The exercise: Copy out each line of the listing that has the word "happy" in it.

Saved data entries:
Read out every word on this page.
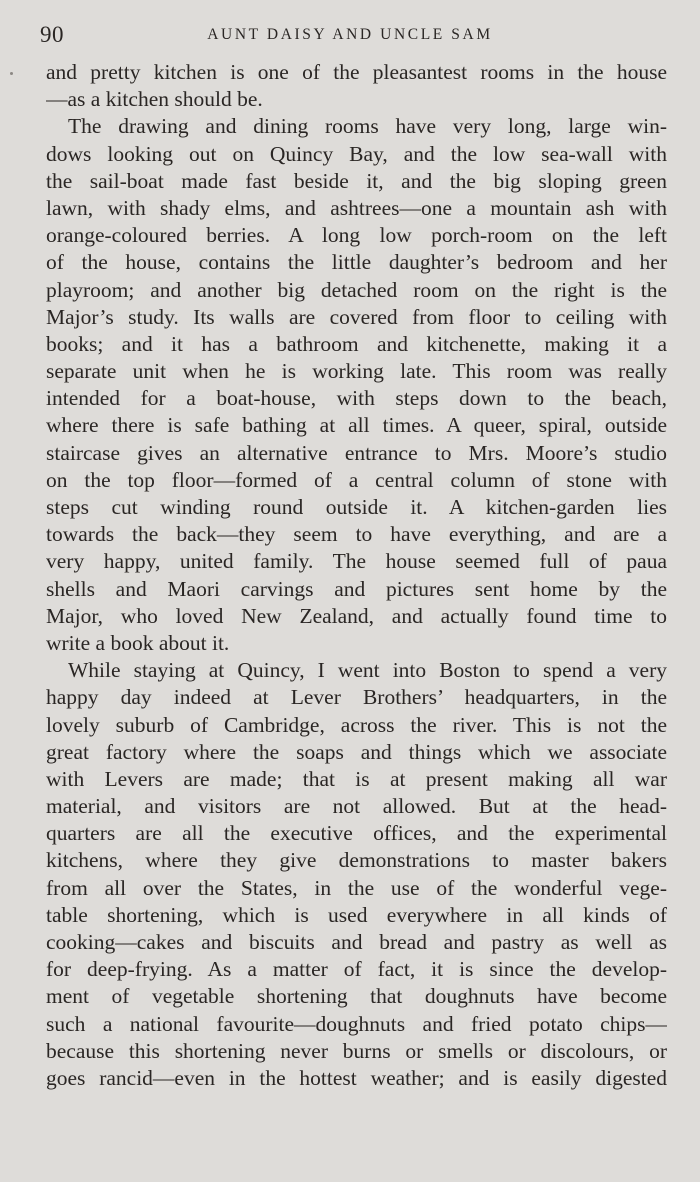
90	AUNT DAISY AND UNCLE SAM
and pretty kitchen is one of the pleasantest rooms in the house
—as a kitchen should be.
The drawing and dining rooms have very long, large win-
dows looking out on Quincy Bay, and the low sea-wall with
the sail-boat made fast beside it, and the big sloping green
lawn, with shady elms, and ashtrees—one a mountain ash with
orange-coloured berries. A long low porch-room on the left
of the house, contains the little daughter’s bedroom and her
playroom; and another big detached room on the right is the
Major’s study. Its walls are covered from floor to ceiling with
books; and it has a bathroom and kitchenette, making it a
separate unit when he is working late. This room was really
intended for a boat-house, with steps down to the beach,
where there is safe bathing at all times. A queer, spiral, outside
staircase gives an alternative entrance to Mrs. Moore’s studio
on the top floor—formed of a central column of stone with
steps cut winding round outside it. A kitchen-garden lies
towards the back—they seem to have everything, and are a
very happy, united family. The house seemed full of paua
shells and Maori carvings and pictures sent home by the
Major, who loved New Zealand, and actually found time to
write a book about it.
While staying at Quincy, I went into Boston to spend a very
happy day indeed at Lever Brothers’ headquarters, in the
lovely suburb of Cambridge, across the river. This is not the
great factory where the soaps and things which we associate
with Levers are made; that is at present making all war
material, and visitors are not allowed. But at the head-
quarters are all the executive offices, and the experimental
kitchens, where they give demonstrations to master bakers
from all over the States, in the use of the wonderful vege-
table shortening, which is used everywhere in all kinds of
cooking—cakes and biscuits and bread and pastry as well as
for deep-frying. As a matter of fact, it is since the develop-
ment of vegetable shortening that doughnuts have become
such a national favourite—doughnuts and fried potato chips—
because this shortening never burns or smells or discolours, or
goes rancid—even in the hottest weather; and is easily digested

Result of the exercise:
very happy, united family. The house seemed full of paua
happy day indeed at Lever Brothers’ headquarters, in the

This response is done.